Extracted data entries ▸

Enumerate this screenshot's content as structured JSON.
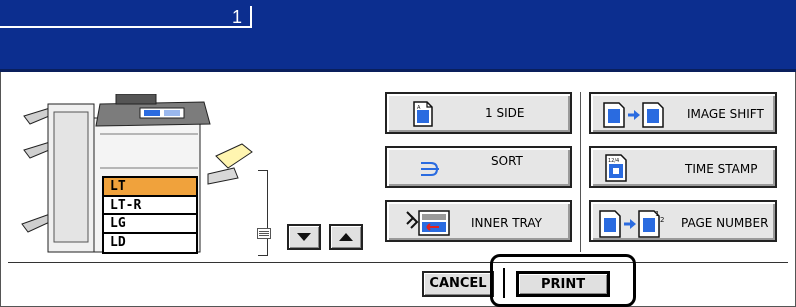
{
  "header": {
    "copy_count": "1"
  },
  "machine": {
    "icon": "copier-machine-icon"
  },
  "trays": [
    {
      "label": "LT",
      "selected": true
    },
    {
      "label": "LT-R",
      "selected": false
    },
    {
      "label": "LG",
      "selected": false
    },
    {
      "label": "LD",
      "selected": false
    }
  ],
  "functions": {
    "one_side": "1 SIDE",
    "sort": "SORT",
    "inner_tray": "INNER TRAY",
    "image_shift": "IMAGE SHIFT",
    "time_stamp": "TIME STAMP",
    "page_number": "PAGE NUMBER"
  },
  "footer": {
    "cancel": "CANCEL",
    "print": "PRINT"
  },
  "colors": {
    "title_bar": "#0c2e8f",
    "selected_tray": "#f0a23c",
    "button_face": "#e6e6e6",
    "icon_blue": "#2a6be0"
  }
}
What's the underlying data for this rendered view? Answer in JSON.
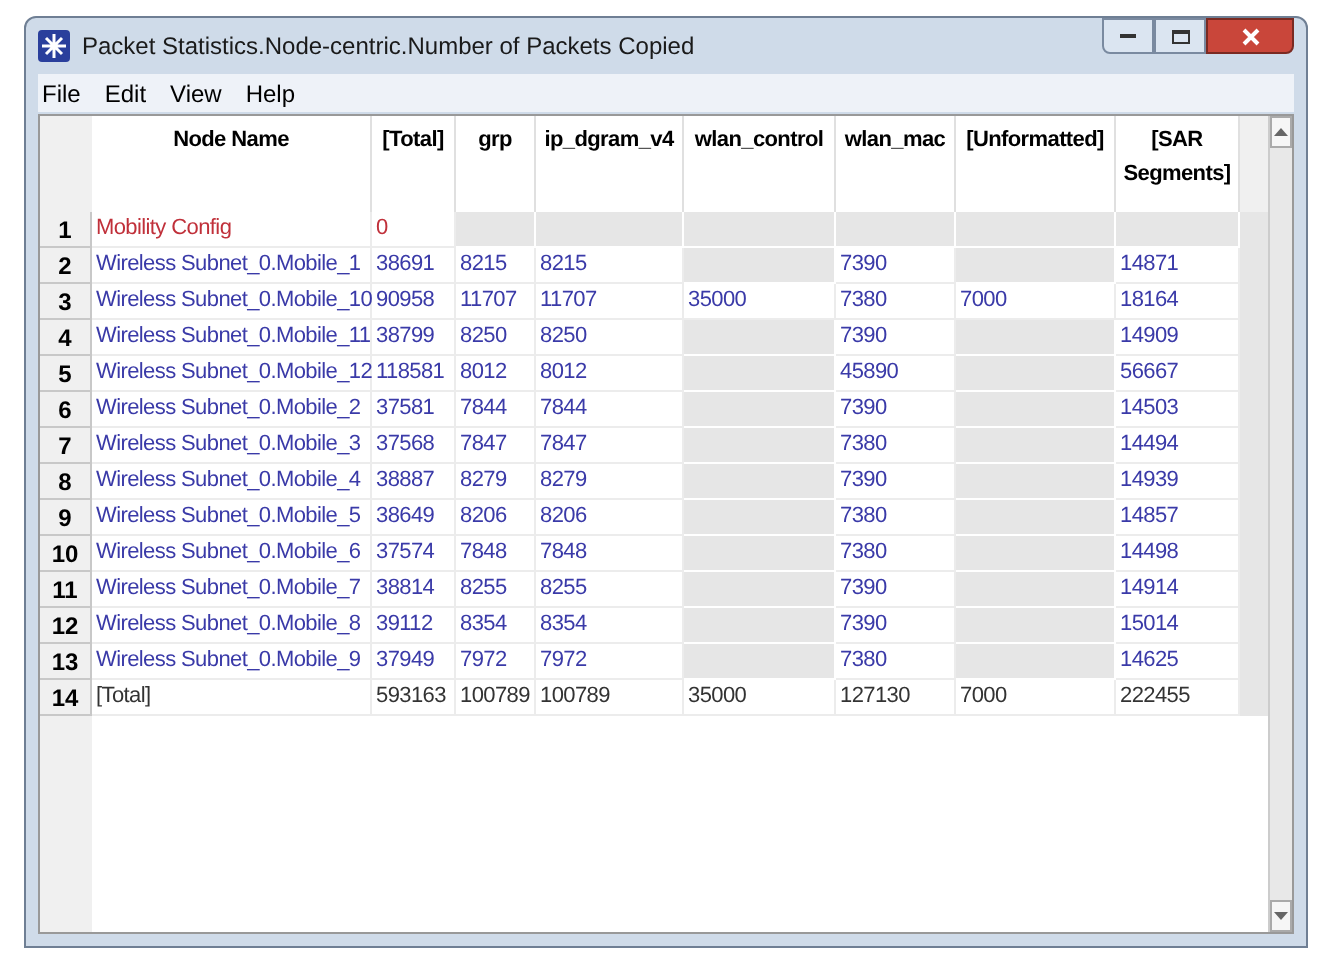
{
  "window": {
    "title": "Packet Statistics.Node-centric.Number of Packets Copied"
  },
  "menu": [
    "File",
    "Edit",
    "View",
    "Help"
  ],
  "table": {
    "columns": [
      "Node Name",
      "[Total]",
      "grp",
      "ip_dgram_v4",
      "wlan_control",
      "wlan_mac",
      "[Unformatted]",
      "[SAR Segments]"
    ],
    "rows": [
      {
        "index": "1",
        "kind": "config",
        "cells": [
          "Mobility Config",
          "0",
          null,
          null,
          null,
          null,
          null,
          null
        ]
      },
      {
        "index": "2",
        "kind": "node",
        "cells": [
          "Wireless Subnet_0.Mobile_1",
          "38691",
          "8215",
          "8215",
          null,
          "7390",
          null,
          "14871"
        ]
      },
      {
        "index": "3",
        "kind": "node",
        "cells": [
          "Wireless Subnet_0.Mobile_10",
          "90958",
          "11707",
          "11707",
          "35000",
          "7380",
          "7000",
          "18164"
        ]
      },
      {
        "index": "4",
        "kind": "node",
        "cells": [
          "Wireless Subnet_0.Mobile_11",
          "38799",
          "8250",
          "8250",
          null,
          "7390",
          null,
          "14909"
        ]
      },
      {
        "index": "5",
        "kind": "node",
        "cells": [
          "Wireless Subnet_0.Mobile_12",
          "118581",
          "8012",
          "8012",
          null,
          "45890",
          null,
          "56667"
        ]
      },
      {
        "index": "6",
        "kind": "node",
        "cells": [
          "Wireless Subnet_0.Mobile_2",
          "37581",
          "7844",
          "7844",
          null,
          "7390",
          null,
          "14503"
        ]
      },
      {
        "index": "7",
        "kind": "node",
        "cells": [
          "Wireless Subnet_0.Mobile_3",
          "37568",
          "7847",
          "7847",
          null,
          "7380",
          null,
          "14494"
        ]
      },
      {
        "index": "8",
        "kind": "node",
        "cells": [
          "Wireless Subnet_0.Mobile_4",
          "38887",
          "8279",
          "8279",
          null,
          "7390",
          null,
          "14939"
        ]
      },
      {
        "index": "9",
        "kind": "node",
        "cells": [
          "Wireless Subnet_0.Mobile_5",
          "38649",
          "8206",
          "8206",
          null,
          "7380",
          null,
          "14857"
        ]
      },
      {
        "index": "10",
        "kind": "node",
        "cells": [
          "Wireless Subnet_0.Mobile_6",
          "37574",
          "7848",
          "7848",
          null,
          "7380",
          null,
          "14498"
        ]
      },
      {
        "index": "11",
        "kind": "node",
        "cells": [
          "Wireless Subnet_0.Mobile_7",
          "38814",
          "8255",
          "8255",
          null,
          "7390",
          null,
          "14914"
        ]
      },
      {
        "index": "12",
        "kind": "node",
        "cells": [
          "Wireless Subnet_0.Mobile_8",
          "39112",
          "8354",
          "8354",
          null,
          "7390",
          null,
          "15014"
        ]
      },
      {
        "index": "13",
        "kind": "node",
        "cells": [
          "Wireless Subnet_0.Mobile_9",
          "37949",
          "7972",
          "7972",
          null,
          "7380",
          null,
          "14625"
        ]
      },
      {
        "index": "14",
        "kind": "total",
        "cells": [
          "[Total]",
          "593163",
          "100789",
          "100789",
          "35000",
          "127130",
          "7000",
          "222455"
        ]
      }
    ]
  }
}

EXERCISE ▸
Using the records given above, list every line that includes the word "JSON".

WRITTEN SOLUTION ▸
Enumerate this screenshot's content as structured JSON.
What's the underlying data for this rendered view? Answer in JSON.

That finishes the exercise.